:: Kutipan Dokumen ::
PALEMBANG – Ancaman kebakaran hutan dan lahan (karhutla) di Sumatera Selatan (Sumsel) mulai menunjukkan peningkatan serius. Memasuki pertengahan Juni 2026, jumlah titik panas (hotspot) yang terdeteksi melonjak tajam hingga tiga kali lipat dibandingkan periode yang sama pada bulan sebelumnya.
Data Badan Penanggulangan Bencana Daerah (BPBD) Sumsel mencatat sebanyak 399 hotspot terpantau sepanjang 1 hingga 13 Juni 2026. Angka tersebut meningkat drastis dibandingkan periode yang sama pada Mei lalu yang hanya mencapai 129 titik.
Kepala Bidang Penanganan Darurat BPBD Sumsel, Sudirman, mengatakan lonjakan hotspot ini menjadi sinyal kewaspadaan bagi seluruh daerah, terutama yang selama ini masuk kategori rawan karhutla.
“Berdasarkan data pemantauan hingga 13 Juni 2026, terdapat 399 hotspot yang tersebar di sejumlah kabupaten dan kota di Sumatera Selatan. Jumlah terbanyak berada di Kabupaten Muara Enim dengan 106 titik,” ujarnya, Minggu (14/6/2026).
:::
:: Cuplikan Data ::
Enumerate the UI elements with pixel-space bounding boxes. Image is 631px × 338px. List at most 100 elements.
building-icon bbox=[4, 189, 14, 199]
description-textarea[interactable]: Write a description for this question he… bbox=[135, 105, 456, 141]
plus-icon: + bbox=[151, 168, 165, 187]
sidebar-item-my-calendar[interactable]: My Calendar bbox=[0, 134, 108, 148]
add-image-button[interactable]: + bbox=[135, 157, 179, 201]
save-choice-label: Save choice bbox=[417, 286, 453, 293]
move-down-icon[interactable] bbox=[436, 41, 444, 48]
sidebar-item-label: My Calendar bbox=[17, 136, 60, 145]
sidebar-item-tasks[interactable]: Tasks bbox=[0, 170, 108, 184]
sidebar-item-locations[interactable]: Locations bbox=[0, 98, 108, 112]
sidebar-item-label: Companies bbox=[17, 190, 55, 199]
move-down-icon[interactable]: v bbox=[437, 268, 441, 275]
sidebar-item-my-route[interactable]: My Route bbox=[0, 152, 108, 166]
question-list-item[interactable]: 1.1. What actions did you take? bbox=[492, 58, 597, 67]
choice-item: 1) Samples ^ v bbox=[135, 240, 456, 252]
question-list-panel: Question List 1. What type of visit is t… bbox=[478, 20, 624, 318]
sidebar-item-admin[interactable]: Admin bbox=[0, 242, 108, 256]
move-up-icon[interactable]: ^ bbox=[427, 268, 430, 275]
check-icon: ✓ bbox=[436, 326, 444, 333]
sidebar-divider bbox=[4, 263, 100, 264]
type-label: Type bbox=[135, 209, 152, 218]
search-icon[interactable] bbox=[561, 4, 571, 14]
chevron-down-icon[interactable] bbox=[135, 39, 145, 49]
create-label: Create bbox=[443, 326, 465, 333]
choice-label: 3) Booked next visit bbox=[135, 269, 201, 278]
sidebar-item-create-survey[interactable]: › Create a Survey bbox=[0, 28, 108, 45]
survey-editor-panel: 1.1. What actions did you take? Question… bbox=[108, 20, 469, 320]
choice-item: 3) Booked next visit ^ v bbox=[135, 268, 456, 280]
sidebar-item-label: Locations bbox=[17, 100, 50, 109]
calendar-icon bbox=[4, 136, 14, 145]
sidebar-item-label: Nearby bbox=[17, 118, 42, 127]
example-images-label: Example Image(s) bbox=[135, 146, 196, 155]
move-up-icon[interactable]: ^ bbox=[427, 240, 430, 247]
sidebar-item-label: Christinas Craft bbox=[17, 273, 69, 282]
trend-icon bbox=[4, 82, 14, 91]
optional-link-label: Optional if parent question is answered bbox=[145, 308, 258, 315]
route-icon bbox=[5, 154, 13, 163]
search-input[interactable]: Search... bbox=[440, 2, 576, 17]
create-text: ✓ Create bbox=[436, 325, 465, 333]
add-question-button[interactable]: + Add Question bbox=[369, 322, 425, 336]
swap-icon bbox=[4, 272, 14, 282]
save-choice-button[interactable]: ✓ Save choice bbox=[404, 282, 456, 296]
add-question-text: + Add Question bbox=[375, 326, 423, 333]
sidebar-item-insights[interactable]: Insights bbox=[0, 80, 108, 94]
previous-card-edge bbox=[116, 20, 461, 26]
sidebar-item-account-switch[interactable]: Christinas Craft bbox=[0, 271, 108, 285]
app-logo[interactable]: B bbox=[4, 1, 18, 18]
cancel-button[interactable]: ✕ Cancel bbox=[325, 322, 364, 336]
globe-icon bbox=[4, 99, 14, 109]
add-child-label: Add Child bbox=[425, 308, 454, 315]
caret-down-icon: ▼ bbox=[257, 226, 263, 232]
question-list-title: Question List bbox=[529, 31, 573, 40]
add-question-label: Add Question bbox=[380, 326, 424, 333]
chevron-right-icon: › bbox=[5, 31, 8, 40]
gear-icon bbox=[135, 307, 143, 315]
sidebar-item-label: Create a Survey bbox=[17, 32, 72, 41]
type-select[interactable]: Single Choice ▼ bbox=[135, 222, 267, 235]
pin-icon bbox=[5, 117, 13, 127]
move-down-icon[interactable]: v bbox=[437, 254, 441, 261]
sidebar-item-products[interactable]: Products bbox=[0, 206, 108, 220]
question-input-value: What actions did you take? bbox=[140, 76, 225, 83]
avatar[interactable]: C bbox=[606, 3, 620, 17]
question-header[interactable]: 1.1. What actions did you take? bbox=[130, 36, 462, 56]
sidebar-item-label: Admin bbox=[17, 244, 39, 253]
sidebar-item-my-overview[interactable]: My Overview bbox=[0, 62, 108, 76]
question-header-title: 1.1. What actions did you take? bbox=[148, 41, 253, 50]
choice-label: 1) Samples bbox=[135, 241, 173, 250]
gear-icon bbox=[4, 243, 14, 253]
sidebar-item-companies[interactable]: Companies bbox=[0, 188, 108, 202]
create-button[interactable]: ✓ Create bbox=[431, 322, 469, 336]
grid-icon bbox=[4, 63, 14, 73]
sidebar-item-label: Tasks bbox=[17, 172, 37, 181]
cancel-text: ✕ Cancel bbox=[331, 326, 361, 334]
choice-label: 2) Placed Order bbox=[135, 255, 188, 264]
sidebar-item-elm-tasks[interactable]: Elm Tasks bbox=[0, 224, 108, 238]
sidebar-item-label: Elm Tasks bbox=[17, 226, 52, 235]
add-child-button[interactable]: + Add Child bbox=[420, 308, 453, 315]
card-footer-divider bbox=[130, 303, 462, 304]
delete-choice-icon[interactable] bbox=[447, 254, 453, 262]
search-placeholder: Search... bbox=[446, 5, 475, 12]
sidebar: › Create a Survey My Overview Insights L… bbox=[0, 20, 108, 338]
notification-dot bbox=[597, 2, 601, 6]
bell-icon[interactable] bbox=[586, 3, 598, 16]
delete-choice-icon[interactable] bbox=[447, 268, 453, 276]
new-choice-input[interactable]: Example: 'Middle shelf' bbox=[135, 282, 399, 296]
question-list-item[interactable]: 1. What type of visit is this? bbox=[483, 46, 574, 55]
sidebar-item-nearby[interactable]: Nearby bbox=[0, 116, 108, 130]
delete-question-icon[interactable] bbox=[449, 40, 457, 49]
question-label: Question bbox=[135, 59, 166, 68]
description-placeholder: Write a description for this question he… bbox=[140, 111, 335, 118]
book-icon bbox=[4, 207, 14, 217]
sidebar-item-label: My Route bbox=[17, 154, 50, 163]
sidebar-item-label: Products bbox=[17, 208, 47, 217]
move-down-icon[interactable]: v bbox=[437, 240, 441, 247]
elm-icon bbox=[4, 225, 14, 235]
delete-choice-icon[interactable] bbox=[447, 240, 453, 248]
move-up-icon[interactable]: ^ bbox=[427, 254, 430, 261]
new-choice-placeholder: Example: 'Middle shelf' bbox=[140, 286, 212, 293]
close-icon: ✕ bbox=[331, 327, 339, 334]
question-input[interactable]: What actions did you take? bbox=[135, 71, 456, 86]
:::
- Soal Latihan -
1: Sebutkan setiap angka jumlah titik panas yang tercantum dalam berita titik panas Sumsel, beserta periode atau wilayah yang dikaitkan dengan masing-masing angka.
2: Salin kembali bagian berita titik panas Sumsel yang dibuka dengan kata-kata "Kepala Bidang Penanganan" dan ditutup dengan "ujarnya, Minggu (14/6/2026).". Ganti "Muara Enim" dengan "Ogan Ilir".
3: Lanjutkan berita titik panas Sumsel mulai setelah kalimat terakhirnya.
Catatan-catatan tadi merupakan bahan tersendiri, terpisah dari berita titik panas Sumsel.

- Kunci Jawaban -
1:
- 399 titik: seluruh Sumatera Selatan, 1 hingga 13 Juni 2026
- 129 titik: periode yang sama pada Mei
- 106 titik: Kabupaten Muara Enim

2:
Kepala Bidang Penanganan Darurat BPBD Sumsel, Sudirman, mengatakan lonjakan hotspot ini menjadi sinyal kewaspadaan bagi seluruh daerah, terutama yang selama ini masuk kategori rawan karhutla.
“Berdasarkan data pemantauan hingga 13 Juni 2026, terdapat 399 hotspot yang tersebar di sejumlah kabupaten dan kota di Sumatera Selatan. Jumlah terbanyak berada di Kabupaten Ogan Ilir dengan 106 titik,” ujarnya, Minggu (14/6/2026).

3:
Selain Muara Enim, hotspot juga banyak ditemukan di Kabupaten Lahat sebanyak 62 titik, Musi Banyuasin (42 titik), Ogan Komering Ilir atau OKI (34 titik), Musi Rawas Utara atau Muratara (31 titik), Musi Rawas (27 titik), Penukal Abab Lematang Ilir atau PALI (21 titik), serta OKU dan OKU Timur yang masing-masing mencatat 19 titik panas.
Di tengah meningkatnya jumlah hotspot, terdapat dua daerah yang hingga kini masih terbebas dari pantauan titik panas, yakni Kota Palembang dan Kota Pagar Alam.
“Sepanjang Juni ini, hanya Pagar Alam dan Palembang yang nihil terpantau hotspot,” kata Sudirman.
Secara kumulatif, sejak Januari hingga 13 Juni 2026, jumlah hotspot yang terdeteksi di Sumsel telah mencapai 1.493 titik. Bulan Mei menjadi periode dengan jumlah hotspot tertinggi, yakni sebanyak 708 titik.
Jika dilihat berdasarkan wilayah, Kabupaten Muara Enim menjadi daerah dengan akumulasi hotspot terbanyak sepanjang tahun ini, mencapai 301 titik. Disusul Lahat dengan 283 titik, Musi Banyuasin 167 titik, Muratara 150 titik, dan Musi Rawas sebanyak 128 titik.
Meningkatnya jumlah hotspot menjadi perhatian serius karena berpotensi berkembang menjadi kebakaran hutan dan lahan apabila tidak segera ditangani. Apalagi, sejumlah wilayah di Sumsel mulai memasuki musim kemarau yang identik dengan meningkatnya risiko kebakaran.
Untuk mengantisipasi hal tersebut, BPBD Sumsel bersama instansi terkait terus memperkuat langkah pencegahan melalui patroli terpadu, pemantauan daerah rawan, hingga edukasi kepada masyarakat.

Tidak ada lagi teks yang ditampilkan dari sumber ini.